(Dataset items)
===
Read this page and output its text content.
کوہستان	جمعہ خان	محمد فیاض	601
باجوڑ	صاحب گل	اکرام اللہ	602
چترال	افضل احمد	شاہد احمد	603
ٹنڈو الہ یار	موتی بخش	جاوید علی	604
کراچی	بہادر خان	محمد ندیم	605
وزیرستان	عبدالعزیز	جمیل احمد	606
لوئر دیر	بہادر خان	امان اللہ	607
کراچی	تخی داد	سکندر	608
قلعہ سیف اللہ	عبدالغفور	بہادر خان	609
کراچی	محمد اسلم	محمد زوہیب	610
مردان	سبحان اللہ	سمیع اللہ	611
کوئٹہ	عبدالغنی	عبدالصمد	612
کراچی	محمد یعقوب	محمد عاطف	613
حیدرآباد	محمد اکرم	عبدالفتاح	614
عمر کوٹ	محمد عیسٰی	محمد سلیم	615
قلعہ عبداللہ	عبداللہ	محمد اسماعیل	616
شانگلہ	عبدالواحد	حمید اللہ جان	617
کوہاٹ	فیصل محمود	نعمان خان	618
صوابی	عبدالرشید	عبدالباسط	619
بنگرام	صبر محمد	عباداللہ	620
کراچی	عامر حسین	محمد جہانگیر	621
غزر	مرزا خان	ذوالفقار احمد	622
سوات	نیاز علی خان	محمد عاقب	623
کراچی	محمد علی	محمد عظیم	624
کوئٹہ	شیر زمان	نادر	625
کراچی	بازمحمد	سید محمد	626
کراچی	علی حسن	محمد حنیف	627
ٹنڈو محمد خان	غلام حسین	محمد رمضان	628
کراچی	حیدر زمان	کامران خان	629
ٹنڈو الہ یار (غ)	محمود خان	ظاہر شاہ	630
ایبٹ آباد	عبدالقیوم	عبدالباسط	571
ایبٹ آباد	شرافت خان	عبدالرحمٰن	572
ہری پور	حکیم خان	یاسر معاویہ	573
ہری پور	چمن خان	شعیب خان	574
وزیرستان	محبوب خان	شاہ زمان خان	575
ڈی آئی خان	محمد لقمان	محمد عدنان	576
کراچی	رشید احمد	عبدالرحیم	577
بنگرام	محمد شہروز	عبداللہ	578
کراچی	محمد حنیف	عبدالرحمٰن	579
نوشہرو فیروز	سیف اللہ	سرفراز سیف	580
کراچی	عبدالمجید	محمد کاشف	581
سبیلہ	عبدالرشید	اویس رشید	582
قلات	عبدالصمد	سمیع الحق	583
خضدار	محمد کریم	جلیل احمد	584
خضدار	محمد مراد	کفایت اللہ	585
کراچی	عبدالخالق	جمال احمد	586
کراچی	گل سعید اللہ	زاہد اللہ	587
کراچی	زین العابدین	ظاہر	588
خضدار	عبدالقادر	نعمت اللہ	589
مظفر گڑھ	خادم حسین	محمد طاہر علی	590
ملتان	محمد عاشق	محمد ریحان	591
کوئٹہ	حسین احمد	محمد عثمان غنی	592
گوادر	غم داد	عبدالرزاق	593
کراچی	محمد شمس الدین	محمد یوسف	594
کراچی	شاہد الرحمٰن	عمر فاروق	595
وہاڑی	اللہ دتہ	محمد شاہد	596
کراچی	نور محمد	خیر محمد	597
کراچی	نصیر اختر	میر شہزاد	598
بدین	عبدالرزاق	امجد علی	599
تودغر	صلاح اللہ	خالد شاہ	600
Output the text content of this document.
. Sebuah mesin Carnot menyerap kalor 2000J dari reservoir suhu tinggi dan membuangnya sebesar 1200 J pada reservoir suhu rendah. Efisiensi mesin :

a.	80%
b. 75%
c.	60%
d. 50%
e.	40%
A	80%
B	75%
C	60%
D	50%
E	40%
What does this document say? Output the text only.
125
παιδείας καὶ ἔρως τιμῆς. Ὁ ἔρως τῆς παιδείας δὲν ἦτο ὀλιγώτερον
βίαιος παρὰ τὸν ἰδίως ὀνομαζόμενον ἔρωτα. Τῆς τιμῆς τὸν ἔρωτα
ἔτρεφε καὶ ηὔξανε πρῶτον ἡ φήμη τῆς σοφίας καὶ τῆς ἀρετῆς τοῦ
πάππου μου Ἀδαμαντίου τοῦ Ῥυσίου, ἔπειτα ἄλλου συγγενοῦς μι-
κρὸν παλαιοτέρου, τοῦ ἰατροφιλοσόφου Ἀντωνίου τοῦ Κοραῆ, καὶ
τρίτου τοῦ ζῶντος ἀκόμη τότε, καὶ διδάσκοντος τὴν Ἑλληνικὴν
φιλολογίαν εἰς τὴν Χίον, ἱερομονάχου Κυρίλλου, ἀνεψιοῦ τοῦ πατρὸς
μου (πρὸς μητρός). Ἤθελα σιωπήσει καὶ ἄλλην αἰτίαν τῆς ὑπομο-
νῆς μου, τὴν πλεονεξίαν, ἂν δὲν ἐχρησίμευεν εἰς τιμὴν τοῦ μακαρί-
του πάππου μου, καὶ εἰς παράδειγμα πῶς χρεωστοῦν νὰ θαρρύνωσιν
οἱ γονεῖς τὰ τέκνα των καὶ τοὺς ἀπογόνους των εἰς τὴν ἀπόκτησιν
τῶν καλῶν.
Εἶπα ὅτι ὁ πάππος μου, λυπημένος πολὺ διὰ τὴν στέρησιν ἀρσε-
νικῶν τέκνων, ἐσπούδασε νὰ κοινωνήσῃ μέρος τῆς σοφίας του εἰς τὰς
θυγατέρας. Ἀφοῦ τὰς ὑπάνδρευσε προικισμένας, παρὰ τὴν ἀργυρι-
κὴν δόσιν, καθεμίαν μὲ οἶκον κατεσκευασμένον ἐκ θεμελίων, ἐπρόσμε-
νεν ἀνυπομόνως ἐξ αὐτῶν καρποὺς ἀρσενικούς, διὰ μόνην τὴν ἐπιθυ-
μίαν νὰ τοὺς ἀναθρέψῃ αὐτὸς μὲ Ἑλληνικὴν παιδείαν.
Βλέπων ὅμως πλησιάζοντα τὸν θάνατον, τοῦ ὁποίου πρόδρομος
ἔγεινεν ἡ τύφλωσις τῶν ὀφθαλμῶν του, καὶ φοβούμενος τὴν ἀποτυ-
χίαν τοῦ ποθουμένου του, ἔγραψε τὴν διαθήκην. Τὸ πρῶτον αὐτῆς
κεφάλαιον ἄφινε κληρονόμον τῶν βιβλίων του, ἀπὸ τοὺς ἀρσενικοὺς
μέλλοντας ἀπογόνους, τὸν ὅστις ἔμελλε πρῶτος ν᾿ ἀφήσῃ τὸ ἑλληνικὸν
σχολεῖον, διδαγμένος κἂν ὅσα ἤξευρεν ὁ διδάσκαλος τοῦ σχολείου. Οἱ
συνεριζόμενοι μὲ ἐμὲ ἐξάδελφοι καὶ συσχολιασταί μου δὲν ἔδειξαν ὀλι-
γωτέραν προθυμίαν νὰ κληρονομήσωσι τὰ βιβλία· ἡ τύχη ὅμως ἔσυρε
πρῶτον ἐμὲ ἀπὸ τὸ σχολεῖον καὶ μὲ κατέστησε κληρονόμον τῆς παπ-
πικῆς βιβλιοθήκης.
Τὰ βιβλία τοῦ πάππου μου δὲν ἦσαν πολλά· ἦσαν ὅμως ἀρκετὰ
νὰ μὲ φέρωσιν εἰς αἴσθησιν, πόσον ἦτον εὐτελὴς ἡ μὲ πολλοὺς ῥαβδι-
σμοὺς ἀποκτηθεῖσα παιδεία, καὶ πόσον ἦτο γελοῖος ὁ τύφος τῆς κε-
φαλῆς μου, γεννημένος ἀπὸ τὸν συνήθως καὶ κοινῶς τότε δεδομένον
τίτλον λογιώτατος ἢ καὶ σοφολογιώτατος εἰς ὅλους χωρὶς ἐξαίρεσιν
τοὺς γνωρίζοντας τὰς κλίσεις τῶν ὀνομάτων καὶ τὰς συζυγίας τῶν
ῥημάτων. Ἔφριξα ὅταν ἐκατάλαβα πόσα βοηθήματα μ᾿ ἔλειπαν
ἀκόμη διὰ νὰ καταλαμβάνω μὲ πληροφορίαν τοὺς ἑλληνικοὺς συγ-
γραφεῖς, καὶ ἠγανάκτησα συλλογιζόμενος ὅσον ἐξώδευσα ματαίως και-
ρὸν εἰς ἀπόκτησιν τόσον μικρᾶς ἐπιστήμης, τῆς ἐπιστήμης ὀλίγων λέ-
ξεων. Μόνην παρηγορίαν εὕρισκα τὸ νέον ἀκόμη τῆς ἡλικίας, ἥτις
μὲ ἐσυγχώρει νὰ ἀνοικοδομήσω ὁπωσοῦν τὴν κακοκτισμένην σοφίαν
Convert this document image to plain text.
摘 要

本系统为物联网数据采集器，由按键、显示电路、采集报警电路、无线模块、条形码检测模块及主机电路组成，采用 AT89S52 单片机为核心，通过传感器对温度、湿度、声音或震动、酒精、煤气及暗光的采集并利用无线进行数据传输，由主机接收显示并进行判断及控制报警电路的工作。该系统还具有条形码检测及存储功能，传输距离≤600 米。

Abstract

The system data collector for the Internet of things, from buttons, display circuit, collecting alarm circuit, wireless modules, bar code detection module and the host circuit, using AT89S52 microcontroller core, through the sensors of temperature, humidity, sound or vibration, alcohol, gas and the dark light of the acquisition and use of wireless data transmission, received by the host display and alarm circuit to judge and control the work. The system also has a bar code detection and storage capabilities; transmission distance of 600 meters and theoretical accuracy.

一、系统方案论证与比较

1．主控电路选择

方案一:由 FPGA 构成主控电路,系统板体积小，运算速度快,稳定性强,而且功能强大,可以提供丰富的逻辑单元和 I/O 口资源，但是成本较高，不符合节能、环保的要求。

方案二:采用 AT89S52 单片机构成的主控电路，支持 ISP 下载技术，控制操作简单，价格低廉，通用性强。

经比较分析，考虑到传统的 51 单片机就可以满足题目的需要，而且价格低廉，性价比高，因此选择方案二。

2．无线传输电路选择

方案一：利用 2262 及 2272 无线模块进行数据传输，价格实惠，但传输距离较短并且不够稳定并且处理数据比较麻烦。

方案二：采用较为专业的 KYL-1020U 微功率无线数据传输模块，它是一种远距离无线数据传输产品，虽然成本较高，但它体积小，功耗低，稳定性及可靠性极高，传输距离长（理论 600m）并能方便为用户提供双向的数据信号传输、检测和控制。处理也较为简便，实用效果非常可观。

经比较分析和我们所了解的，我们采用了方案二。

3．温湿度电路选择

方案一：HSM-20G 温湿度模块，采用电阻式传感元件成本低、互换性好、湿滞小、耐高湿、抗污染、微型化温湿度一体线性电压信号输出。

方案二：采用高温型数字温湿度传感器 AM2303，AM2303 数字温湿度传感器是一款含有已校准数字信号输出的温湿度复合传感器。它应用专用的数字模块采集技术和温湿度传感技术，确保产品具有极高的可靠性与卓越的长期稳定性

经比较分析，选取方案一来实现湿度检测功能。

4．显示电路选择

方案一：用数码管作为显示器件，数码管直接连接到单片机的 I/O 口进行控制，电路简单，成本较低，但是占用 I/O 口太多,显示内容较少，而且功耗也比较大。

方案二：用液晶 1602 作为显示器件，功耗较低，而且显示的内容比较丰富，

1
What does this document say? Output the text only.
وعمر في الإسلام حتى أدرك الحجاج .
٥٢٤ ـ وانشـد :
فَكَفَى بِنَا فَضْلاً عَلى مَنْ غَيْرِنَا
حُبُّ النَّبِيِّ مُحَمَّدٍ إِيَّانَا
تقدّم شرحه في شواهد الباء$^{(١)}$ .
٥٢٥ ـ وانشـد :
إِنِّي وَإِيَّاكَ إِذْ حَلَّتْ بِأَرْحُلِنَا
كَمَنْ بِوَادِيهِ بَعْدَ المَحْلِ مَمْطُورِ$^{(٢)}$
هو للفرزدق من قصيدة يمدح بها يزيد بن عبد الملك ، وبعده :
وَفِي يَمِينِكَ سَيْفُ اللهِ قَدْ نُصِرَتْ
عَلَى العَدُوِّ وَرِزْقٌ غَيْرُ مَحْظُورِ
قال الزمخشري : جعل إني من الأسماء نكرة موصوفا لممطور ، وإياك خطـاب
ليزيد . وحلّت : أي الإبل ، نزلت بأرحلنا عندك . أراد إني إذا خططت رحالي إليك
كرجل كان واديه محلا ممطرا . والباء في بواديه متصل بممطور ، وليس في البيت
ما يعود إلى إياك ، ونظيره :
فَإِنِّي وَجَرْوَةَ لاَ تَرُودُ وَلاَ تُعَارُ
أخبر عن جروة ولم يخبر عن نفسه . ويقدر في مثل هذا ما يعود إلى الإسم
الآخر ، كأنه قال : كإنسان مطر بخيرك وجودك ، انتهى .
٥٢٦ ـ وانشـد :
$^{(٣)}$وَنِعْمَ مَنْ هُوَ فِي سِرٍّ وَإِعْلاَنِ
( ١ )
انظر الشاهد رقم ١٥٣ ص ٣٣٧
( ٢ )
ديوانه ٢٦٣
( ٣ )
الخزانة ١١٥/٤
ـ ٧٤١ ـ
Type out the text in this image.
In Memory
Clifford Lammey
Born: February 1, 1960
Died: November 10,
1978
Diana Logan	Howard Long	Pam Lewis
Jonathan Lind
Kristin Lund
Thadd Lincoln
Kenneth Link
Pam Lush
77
===
Copy out exactly the lines between the line with "Type out the text in this image." and the last line of the entries, counting both of those lines.

### Written response
Type out the text in this image.
In Memory
Clifford Lammey
Born: February 1, 1960
Died: November 10,
1978
Diana Logan	Howard Long	Pam Lewis
Jonathan Lind
Kristin Lund
Thadd Lincoln
Kenneth Link
Pam Lush
77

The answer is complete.